### TEXT SHOWN
SAND EROSION TESTING OF POLYMERIC COATINGS OF STEEL SHEETS

SAND EROSION TESTING OF POLYMERIC COATINGS OF STEEL SHEETS

Al-Qaham Y., Breemah A., Mohamed M. K. and Ali W. Y.

Faculty of Engineering, Taif University, Saudi Arabia.

ABSTRACT

The sand erosion testing of transparent polymeric coatings of steel sheets was investigated. The tested coatings were aimed to coat the vehicle surfaces as well as lamp covers to defeat sand erosion during dusty storms. An air-sand erosion test rig was designed and manufactured for that purpose. The test rig was designed to allow constant velocity of sand particles to impact the coated steel sheets. Four types of transparent polymeric coatings (A, B, C and D) were tested. The evidence of erosion caused by sand particles in the coating surfaces was inspected before and after test by optical microscope.

### RECORDED INFORMATION
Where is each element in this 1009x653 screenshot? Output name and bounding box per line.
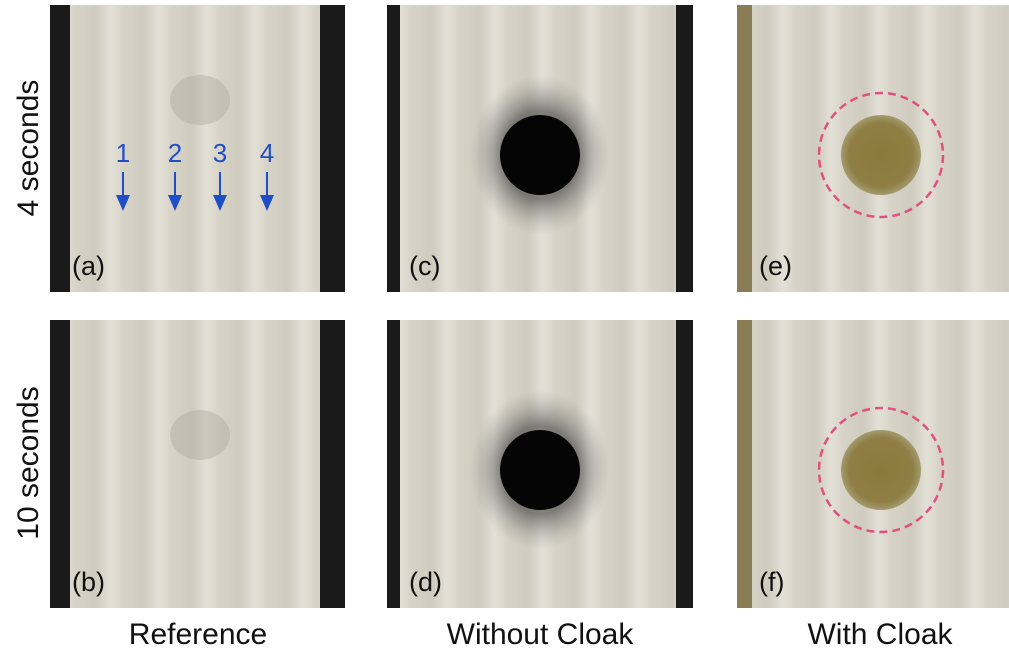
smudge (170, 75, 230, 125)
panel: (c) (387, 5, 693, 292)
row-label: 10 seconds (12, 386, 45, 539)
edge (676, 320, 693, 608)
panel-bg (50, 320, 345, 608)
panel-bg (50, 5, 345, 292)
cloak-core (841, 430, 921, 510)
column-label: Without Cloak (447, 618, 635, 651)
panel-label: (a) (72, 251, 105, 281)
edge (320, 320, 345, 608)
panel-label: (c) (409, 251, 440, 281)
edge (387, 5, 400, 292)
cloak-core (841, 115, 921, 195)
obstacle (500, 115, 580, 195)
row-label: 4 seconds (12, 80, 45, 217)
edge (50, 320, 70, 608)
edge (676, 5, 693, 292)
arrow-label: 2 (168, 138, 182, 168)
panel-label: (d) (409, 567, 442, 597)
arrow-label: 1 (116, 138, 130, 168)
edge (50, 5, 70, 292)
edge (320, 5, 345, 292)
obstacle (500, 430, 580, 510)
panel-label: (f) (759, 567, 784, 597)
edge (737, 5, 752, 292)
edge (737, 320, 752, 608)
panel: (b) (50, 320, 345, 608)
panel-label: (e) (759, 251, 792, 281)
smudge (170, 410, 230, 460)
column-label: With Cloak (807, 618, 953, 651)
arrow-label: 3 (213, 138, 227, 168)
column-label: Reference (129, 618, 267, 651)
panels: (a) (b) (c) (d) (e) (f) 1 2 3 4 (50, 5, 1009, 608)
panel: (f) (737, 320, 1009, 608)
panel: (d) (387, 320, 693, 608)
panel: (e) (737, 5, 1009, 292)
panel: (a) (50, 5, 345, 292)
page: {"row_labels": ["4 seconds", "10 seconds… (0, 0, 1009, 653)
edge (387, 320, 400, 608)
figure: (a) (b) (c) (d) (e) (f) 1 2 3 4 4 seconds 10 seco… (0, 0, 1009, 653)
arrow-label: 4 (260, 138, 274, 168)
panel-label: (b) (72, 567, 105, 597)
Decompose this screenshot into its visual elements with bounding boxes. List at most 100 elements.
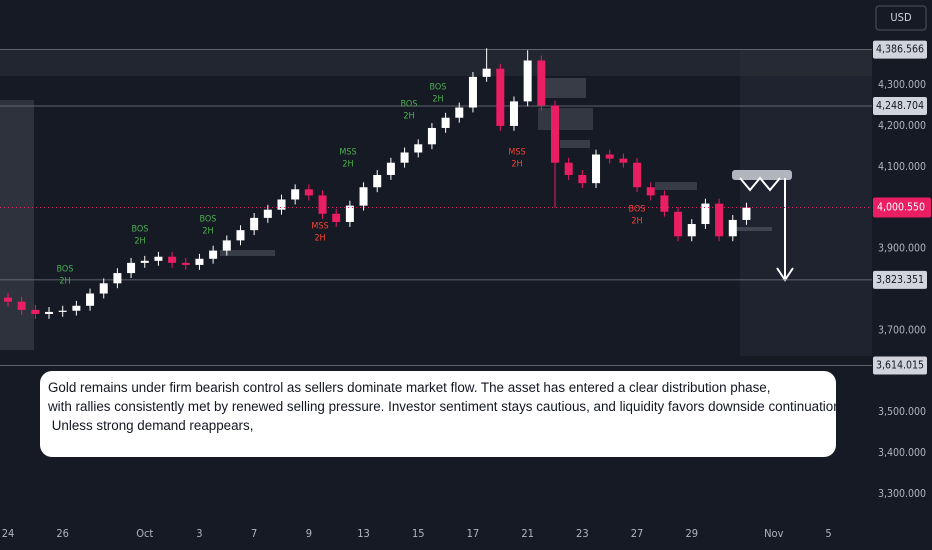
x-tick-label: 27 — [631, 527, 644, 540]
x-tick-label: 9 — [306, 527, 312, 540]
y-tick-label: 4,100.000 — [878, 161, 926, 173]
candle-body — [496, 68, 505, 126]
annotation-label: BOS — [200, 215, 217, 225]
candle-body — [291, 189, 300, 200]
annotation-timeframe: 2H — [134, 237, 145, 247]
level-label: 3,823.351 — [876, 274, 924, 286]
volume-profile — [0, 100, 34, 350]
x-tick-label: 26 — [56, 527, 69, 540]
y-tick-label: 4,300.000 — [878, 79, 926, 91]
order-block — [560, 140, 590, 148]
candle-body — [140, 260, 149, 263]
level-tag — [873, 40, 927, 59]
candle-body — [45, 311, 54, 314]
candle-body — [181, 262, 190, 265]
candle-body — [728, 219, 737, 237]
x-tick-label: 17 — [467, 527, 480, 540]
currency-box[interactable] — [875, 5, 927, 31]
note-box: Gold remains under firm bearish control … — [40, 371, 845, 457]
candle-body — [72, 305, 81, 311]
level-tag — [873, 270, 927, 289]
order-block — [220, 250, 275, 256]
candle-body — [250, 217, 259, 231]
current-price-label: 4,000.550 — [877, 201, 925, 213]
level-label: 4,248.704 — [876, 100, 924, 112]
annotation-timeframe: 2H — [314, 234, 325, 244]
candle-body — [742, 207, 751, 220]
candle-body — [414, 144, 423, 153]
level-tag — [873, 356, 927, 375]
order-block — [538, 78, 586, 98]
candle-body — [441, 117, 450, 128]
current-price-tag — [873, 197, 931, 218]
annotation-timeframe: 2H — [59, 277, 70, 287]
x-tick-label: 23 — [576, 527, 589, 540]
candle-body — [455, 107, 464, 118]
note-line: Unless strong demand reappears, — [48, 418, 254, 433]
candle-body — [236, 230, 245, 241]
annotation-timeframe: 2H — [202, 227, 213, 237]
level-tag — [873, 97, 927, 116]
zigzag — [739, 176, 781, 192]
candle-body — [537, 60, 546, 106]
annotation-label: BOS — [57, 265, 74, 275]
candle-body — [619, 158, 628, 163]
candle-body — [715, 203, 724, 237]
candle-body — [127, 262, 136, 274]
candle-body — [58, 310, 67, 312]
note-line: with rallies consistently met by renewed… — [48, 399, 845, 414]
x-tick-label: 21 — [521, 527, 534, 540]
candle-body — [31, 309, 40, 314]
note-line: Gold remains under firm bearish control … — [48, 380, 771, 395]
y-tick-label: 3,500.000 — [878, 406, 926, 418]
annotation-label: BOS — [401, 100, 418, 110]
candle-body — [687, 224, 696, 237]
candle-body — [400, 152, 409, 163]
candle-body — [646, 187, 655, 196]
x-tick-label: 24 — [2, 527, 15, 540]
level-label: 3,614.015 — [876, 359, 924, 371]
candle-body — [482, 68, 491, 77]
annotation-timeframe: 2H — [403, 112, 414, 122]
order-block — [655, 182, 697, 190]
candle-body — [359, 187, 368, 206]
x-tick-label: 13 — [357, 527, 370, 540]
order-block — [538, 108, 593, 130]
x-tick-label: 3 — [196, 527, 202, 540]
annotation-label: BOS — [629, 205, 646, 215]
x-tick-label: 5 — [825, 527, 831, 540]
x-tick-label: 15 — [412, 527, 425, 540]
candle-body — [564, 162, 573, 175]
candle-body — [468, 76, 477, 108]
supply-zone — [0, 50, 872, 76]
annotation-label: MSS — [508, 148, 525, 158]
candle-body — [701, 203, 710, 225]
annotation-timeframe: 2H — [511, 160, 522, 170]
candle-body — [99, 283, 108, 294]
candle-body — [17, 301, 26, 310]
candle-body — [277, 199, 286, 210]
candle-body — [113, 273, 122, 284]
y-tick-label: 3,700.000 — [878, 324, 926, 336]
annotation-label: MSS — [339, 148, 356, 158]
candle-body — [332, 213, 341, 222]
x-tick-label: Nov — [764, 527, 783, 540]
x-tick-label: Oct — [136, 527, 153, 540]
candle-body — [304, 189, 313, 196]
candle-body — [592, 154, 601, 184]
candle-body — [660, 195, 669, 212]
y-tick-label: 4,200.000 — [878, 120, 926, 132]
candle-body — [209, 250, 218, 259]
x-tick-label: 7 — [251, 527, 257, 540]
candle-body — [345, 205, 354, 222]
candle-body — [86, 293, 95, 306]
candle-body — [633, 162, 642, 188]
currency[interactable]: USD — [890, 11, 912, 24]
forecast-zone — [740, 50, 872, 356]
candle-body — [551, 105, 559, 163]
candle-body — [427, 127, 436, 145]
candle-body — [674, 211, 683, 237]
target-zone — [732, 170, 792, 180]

* * *

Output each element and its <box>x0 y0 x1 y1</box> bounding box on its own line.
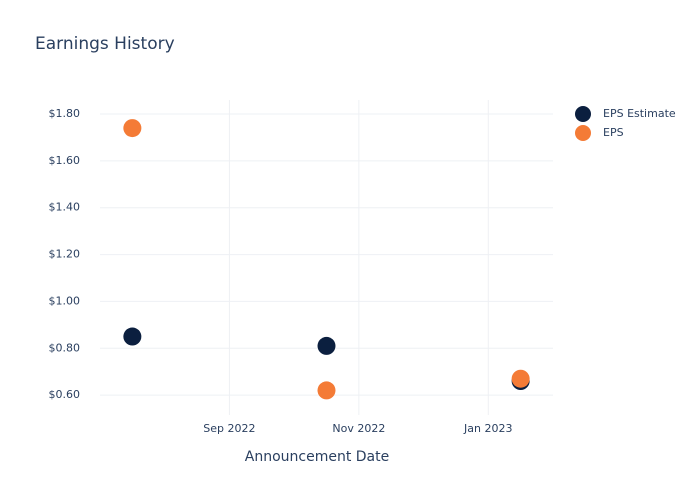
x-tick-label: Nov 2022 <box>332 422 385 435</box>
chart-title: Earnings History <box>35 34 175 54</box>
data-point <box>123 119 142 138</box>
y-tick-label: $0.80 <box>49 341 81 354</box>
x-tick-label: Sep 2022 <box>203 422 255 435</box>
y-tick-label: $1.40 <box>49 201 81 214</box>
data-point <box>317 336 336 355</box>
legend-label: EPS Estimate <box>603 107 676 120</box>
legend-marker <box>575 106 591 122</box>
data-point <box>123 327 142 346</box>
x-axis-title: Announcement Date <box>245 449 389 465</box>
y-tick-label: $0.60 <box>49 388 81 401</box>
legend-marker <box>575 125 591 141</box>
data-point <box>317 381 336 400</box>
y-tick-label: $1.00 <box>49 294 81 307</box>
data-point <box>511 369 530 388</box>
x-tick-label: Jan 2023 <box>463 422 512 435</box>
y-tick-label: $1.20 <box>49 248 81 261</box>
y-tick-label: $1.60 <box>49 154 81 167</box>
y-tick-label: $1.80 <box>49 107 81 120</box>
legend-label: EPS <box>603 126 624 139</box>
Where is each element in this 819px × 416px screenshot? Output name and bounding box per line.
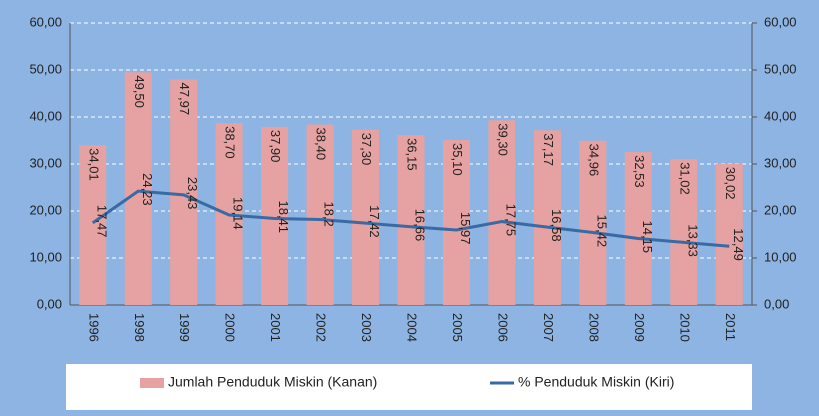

### DIRECTIONS
• 1. Condense the paragraph of the sand erosion abstract that begins "The sand erosion testing of transparent polymeric coatings" into a bulleted list that keeps its main facts.
• 2. Proceed with the sand erosion abstract, picking up after its final sentence.

### ANSWERS TO THE EXERCISE
• 1.
- Topic: sand erosion testing of transparent polymeric coatings on steel sheets
- Purpose: coatings for vehicle surfaces and lamp covers, to resist sand erosion during dusty storms
- Equipment: a purpose-built air-sand erosion test rig that impacts the coated sheets with sand particles at constant velocity
- Samples: four transparent polymeric coatings (A, B, C and D)
- Inspection: optical microscopy of the coating surfaces before and after testing for evidence of erosion

• 2.
Based on the experimental results, it is found that the tested coatings (A) and (B) showed significant wear decrease. The lowest wear values were observed for coating thickness of 0.08 mm. At 90 ° angle of inclination embedment of sand particle was indicated by the weight increase after test. Heat treatment of the coatings caused significant wear decrease. Wear decreased down to minimum then remarkably increased with increasing angle of inclination. Coating (C), at low angle of inclination, showed relatively high wear resistance. This means that the shear strength of the coating is relatively high. As the angle of inclination increased wear increased. Heat treatment of coating (C) slightly decreased wear, where minimum values were observed at 60° angle of inclination.

KEYWORDS

Erosion, sand particles, steel sheets, transparent polymeric coatings, thickness, angle of inclination, heat treatment.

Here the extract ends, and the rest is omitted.